(Entries taken from a collection)
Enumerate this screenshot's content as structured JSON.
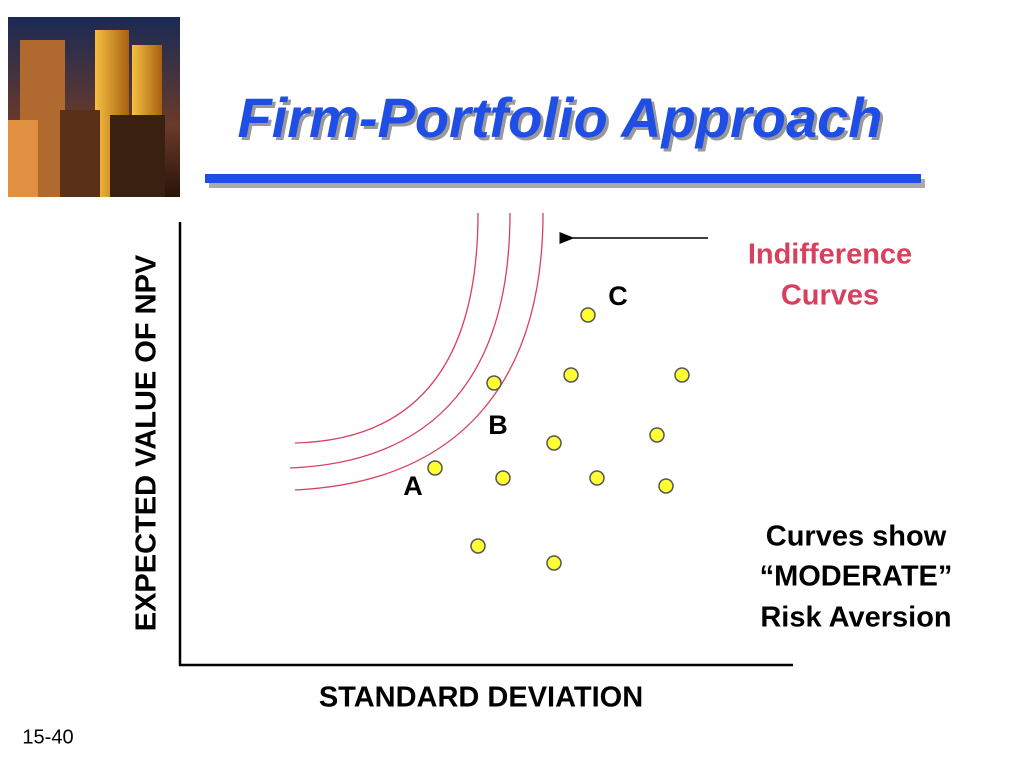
{
  "title": "Firm-Portfolio Approach",
  "slide_number": "15-40",
  "y_axis_label": "EXPECTED VALUE OF NPV",
  "x_axis_label": "STANDARD DEVIATION",
  "point_labels": [
    "A",
    "B",
    "C"
  ],
  "curves_label": [
    "Indifference",
    "Curves"
  ],
  "note": [
    "Curves show",
    "“MODERATE”",
    "Risk Aversion"
  ]
}
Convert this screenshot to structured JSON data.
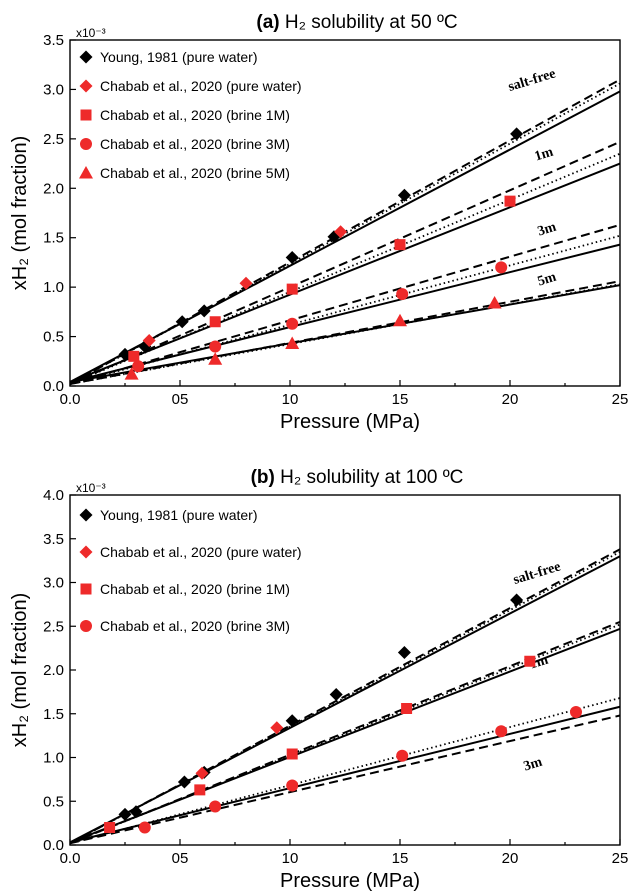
{
  "chart_data": [
    {
      "type": "scatter",
      "panel": "a",
      "title_bold": "(a)",
      "title": "H₂ solubility at 50 ºC",
      "xlabel": "Pressure (MPa)",
      "ylabel": "xH₂ (mol fraction)",
      "y_scale_label": "x10⁻³",
      "xlim": [
        0,
        25
      ],
      "ylim": [
        0,
        3.5
      ],
      "xticks": [
        0,
        5,
        10,
        15,
        20,
        25
      ],
      "xtick_labels": [
        "0.0",
        "05",
        "10",
        "15",
        "20",
        "25"
      ],
      "yticks": [
        0,
        0.5,
        1,
        1.5,
        2,
        2.5,
        3,
        3.5
      ],
      "ytick_labels": [
        "0.0",
        "0.5",
        "1.0",
        "1.5",
        "2.0",
        "2.5",
        "3.0",
        "3.5"
      ],
      "legend_position": "top-left",
      "series": [
        {
          "name": "Young, 1981 (pure water)",
          "marker": "diamond",
          "color": "#000000",
          "x": [
            2.5,
            3.4,
            5.1,
            6.1,
            10.1,
            12.0,
            15.2,
            20.3
          ],
          "y": [
            0.32,
            0.4,
            0.65,
            0.76,
            1.3,
            1.51,
            1.93,
            2.55
          ]
        },
        {
          "name": "Chabab et al., 2020 (pure water)",
          "marker": "diamond",
          "color": "#ee2a2a",
          "x": [
            3.6,
            8.0,
            12.3
          ],
          "y": [
            0.46,
            1.04,
            1.56
          ]
        },
        {
          "name": "Chabab et al., 2020 (brine 1M)",
          "marker": "square",
          "color": "#ee2a2a",
          "x": [
            2.9,
            6.6,
            10.1,
            15.0,
            20.0
          ],
          "y": [
            0.3,
            0.65,
            0.98,
            1.43,
            1.87
          ]
        },
        {
          "name": "Chabab et al., 2020 (brine 3M)",
          "marker": "circle",
          "color": "#ee2a2a",
          "x": [
            3.1,
            6.6,
            10.1,
            15.1,
            19.6
          ],
          "y": [
            0.2,
            0.4,
            0.63,
            0.93,
            1.2
          ]
        },
        {
          "name": "Chabab et al., 2020 (brine 5M)",
          "marker": "triangle",
          "color": "#ee2a2a",
          "x": [
            2.8,
            6.6,
            10.1,
            15.0,
            19.3
          ],
          "y": [
            0.12,
            0.27,
            0.43,
            0.66,
            0.84
          ]
        }
      ],
      "curves": [
        {
          "label": "salt-free",
          "x": [
            0,
            25
          ],
          "solid": [
            0.04,
            2.98
          ],
          "dashed": [
            0.02,
            3.1
          ],
          "dotted": [
            0.02,
            3.06
          ]
        },
        {
          "label": "1m",
          "x": [
            0,
            25
          ],
          "solid": [
            0.04,
            2.25
          ],
          "dashed": [
            0.02,
            2.47
          ],
          "dotted": [
            0.02,
            2.35
          ]
        },
        {
          "label": "3m",
          "x": [
            0,
            25
          ],
          "solid": [
            0.04,
            1.43
          ],
          "dashed": [
            0.02,
            1.63
          ],
          "dotted": [
            0.02,
            1.52
          ]
        },
        {
          "label": "5m",
          "x": [
            0,
            25
          ],
          "solid": [
            0.04,
            1.02
          ],
          "dashed": [
            0.02,
            1.06
          ],
          "dotted": [
            0.02,
            1.03
          ]
        }
      ]
    },
    {
      "type": "scatter",
      "panel": "b",
      "title_bold": "(b)",
      "title": "H₂ solubility at 100 ºC",
      "xlabel": "Pressure (MPa)",
      "ylabel": "xH₂ (mol fraction)",
      "y_scale_label": "x10⁻³",
      "xlim": [
        0,
        25
      ],
      "ylim": [
        0,
        4.0
      ],
      "xticks": [
        0,
        5,
        10,
        15,
        20,
        25
      ],
      "xtick_labels": [
        "0.0",
        "05",
        "10",
        "15",
        "20",
        "25"
      ],
      "yticks": [
        0,
        0.5,
        1,
        1.5,
        2,
        2.5,
        3,
        3.5,
        4
      ],
      "ytick_labels": [
        "0.0",
        "0.5",
        "1.0",
        "1.5",
        "2.0",
        "2.5",
        "3.0",
        "3.5",
        "4.0"
      ],
      "legend_position": "top-left",
      "series": [
        {
          "name": "Young, 1981 (pure water)",
          "marker": "diamond",
          "color": "#000000",
          "x": [
            2.5,
            3.0,
            5.2,
            6.1,
            10.1,
            12.1,
            15.2,
            20.3
          ],
          "y": [
            0.35,
            0.38,
            0.72,
            0.83,
            1.42,
            1.72,
            2.2,
            2.8
          ]
        },
        {
          "name": "Chabab et al., 2020 (pure water)",
          "marker": "diamond",
          "color": "#ee2a2a",
          "x": [
            6.0,
            9.4
          ],
          "y": [
            0.82,
            1.34
          ]
        },
        {
          "name": "Chabab et al., 2020 (brine 1M)",
          "marker": "square",
          "color": "#ee2a2a",
          "x": [
            1.8,
            5.9,
            10.1,
            15.3,
            20.9
          ],
          "y": [
            0.2,
            0.63,
            1.04,
            1.56,
            2.1
          ]
        },
        {
          "name": "Chabab et al., 2020 (brine 3M)",
          "marker": "circle",
          "color": "#ee2a2a",
          "x": [
            3.4,
            6.6,
            10.1,
            15.1,
            19.6,
            23.0
          ],
          "y": [
            0.2,
            0.44,
            0.68,
            1.02,
            1.3,
            1.52
          ]
        }
      ],
      "curves": [
        {
          "label": "salt-free",
          "x": [
            0,
            25
          ],
          "solid": [
            0.03,
            3.3
          ],
          "dashed": [
            0.02,
            3.38
          ],
          "dotted": [
            0.02,
            3.35
          ]
        },
        {
          "label": "1m",
          "x": [
            0,
            25
          ],
          "solid": [
            0.03,
            2.47
          ],
          "dashed": [
            0.02,
            2.55
          ],
          "dotted": [
            0.02,
            2.52
          ]
        },
        {
          "label": "3m",
          "x": [
            0,
            25
          ],
          "solid": [
            0.03,
            1.58
          ],
          "dashed": [
            0.02,
            1.48
          ],
          "dotted": [
            0.02,
            1.68
          ]
        }
      ]
    }
  ]
}
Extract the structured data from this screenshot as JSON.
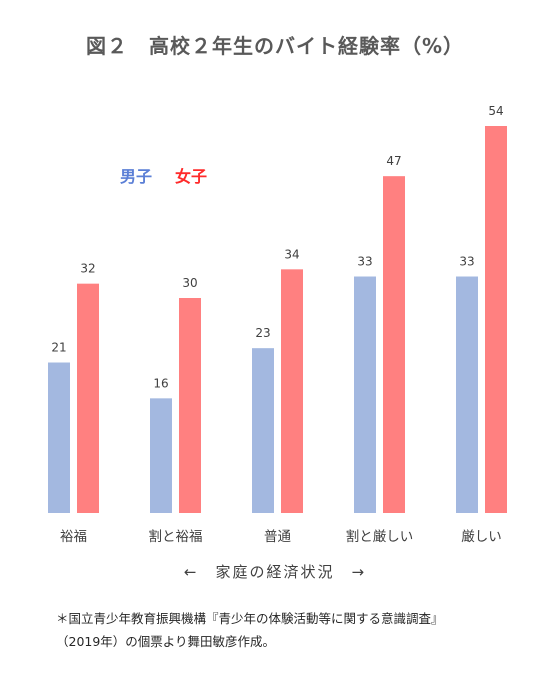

#### [What is needed]
List the lines of the entries that include "structured".

#### [The output]
Enumerate this screenshot's content as structured JSON.
Convert this screenshot to structured JSON data.
Extract the structured data from this screenshot as JSON.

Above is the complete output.